Records to process ::
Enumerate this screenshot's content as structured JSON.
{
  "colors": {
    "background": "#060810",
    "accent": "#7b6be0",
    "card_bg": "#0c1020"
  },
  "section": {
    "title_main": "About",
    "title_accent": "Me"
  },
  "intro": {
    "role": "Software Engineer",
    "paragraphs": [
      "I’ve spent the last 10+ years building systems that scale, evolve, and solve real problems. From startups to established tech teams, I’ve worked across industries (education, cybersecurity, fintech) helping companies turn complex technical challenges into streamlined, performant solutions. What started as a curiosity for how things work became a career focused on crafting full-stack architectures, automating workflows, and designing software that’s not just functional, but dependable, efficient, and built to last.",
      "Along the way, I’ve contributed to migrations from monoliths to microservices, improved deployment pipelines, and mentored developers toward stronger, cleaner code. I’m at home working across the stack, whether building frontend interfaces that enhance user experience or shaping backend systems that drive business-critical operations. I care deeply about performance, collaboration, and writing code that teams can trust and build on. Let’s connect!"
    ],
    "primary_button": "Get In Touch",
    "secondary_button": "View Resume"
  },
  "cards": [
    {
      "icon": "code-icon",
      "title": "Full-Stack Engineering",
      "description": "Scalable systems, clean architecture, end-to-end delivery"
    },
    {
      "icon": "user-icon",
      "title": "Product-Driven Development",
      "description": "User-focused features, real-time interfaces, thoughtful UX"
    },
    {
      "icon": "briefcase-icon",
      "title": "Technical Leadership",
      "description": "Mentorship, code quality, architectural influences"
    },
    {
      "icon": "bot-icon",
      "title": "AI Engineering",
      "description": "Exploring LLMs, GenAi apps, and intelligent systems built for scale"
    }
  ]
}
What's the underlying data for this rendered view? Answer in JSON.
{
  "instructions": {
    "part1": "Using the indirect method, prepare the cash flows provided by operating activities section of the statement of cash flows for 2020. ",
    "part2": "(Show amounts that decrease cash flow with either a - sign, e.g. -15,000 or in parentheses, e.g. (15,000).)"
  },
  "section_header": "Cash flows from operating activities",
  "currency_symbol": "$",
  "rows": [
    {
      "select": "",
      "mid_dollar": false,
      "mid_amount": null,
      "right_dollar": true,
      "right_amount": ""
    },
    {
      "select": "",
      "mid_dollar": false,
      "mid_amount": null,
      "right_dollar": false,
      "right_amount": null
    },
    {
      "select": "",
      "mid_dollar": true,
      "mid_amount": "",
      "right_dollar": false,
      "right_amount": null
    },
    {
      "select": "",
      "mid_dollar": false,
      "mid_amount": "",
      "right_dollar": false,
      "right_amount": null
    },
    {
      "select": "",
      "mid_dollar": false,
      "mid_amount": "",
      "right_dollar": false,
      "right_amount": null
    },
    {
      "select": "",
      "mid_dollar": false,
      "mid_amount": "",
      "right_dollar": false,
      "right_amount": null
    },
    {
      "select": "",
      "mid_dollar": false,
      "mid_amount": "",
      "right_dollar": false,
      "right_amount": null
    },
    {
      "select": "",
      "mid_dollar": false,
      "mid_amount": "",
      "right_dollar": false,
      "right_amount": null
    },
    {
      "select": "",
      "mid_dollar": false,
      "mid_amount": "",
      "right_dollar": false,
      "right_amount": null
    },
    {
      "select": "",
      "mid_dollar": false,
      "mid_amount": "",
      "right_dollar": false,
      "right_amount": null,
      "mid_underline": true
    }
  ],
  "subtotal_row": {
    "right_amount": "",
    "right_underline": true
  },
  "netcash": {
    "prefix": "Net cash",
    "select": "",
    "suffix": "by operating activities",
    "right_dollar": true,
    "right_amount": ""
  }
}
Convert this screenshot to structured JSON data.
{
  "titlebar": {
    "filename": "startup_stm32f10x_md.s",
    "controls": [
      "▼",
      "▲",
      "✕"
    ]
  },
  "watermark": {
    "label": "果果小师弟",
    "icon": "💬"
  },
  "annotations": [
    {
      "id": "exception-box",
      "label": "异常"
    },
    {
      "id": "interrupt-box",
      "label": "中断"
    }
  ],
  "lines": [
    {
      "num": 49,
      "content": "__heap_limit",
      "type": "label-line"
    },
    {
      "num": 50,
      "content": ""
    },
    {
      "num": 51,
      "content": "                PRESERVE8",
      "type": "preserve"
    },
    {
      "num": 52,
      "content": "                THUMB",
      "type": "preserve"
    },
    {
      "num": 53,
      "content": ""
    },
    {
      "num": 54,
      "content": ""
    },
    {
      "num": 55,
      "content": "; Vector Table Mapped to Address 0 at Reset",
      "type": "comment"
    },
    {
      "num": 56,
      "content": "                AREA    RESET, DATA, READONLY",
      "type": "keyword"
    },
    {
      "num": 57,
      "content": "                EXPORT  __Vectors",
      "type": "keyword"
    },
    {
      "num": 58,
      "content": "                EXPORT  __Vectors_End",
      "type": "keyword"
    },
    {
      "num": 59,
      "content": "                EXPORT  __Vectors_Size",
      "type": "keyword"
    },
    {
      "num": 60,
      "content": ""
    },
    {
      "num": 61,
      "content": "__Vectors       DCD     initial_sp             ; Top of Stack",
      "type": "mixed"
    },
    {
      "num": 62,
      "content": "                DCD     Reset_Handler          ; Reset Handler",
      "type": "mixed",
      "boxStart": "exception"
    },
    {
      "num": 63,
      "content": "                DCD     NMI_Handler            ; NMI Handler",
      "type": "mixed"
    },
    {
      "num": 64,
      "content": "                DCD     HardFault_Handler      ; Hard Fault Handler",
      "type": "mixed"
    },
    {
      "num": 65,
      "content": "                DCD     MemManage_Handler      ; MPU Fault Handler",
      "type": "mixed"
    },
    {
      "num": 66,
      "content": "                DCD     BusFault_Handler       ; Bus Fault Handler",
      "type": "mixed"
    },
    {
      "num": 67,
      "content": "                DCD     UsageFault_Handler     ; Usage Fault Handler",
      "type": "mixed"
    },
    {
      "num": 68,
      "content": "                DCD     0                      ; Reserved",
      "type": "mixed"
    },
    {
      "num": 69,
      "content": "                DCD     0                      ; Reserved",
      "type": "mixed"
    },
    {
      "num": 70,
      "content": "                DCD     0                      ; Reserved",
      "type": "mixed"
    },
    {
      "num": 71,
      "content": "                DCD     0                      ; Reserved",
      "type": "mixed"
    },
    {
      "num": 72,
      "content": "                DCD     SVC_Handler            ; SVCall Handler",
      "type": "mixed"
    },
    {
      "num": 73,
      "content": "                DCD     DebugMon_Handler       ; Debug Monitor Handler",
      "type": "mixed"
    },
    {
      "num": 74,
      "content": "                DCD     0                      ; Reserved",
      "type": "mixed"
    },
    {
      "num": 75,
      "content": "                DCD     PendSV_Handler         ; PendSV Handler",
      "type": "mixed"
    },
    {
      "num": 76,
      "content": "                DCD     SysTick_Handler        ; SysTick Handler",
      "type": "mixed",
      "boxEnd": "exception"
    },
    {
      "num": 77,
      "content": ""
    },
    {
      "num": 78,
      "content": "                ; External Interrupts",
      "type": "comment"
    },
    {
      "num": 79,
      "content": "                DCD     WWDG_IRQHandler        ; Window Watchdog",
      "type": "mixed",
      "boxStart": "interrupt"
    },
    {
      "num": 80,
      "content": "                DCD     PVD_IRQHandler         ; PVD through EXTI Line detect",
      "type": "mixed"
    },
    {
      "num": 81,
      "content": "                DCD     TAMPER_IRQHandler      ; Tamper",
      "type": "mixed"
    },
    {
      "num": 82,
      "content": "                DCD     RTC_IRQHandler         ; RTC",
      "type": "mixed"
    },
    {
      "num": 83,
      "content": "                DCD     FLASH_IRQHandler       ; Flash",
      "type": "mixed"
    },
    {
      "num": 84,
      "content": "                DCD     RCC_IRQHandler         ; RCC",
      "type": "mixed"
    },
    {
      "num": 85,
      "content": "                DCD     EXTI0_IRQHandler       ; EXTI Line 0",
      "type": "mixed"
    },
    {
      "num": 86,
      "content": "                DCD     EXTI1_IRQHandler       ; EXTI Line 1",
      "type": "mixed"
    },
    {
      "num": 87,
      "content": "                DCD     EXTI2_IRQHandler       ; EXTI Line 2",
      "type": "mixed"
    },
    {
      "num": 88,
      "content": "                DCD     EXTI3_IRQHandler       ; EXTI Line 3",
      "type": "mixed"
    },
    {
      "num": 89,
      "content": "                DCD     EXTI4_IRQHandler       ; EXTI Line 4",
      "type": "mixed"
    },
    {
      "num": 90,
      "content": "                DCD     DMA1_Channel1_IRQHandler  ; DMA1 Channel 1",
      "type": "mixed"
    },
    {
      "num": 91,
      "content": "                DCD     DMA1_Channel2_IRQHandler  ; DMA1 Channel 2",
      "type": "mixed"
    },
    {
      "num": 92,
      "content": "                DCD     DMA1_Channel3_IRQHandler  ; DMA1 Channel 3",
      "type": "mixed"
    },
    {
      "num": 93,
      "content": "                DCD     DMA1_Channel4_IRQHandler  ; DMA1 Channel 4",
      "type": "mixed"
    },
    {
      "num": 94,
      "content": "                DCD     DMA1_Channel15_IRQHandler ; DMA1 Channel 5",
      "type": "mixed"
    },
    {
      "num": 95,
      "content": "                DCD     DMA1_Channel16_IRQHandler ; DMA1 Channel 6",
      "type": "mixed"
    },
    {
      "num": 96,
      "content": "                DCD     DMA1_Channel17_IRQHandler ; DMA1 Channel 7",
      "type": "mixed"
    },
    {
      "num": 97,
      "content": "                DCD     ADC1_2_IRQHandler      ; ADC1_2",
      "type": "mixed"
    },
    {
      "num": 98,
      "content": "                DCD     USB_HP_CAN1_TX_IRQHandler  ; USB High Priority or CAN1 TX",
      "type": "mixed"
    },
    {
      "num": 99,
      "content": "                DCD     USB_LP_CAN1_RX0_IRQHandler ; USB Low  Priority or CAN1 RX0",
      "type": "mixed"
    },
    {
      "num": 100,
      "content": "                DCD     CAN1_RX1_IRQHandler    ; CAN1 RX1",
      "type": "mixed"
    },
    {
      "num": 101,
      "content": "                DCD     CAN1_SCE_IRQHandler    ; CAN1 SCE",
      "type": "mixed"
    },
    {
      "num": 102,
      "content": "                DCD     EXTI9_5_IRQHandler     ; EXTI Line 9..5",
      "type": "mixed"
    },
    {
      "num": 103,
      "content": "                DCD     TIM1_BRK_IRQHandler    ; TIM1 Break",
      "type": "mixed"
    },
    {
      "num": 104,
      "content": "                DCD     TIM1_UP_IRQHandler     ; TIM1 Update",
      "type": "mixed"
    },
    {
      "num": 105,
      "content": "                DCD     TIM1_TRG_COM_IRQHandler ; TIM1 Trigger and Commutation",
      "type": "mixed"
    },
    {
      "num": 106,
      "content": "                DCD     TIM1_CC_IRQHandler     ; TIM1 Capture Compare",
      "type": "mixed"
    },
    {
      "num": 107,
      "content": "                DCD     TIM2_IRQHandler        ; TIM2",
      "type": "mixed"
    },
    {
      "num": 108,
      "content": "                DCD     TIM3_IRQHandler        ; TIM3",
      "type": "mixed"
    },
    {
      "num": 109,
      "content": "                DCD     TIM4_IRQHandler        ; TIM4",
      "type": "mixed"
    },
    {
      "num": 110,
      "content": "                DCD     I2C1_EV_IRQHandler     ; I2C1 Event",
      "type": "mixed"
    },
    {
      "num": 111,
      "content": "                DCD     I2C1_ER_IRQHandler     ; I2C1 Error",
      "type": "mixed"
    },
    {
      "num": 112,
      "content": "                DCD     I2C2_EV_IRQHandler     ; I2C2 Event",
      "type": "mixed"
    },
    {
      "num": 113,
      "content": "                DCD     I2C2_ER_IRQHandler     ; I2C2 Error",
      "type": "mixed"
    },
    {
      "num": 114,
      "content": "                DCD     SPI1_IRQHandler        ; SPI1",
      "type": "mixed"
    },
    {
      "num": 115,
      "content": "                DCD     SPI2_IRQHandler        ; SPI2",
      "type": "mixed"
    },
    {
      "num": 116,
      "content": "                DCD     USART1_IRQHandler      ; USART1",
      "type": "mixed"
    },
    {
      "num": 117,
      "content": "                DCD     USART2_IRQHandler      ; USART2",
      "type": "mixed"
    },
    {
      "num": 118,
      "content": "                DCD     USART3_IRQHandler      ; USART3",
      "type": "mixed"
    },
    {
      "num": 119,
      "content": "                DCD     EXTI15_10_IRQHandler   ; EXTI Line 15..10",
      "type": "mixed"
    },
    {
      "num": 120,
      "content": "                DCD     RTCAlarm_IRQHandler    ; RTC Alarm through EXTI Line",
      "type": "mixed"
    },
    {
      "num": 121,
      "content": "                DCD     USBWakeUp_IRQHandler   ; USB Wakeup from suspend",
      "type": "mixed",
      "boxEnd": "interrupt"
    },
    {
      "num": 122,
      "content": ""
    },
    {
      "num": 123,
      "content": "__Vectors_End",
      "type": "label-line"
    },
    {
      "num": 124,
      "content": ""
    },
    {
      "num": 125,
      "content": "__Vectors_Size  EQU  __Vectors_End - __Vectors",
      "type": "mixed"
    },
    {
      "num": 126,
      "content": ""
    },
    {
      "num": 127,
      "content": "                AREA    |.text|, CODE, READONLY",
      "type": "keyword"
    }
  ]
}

Problem details ::
What is the number of lines in the data that hold the string "activities"? Answer with the number only.

Solution for this exercise ::
3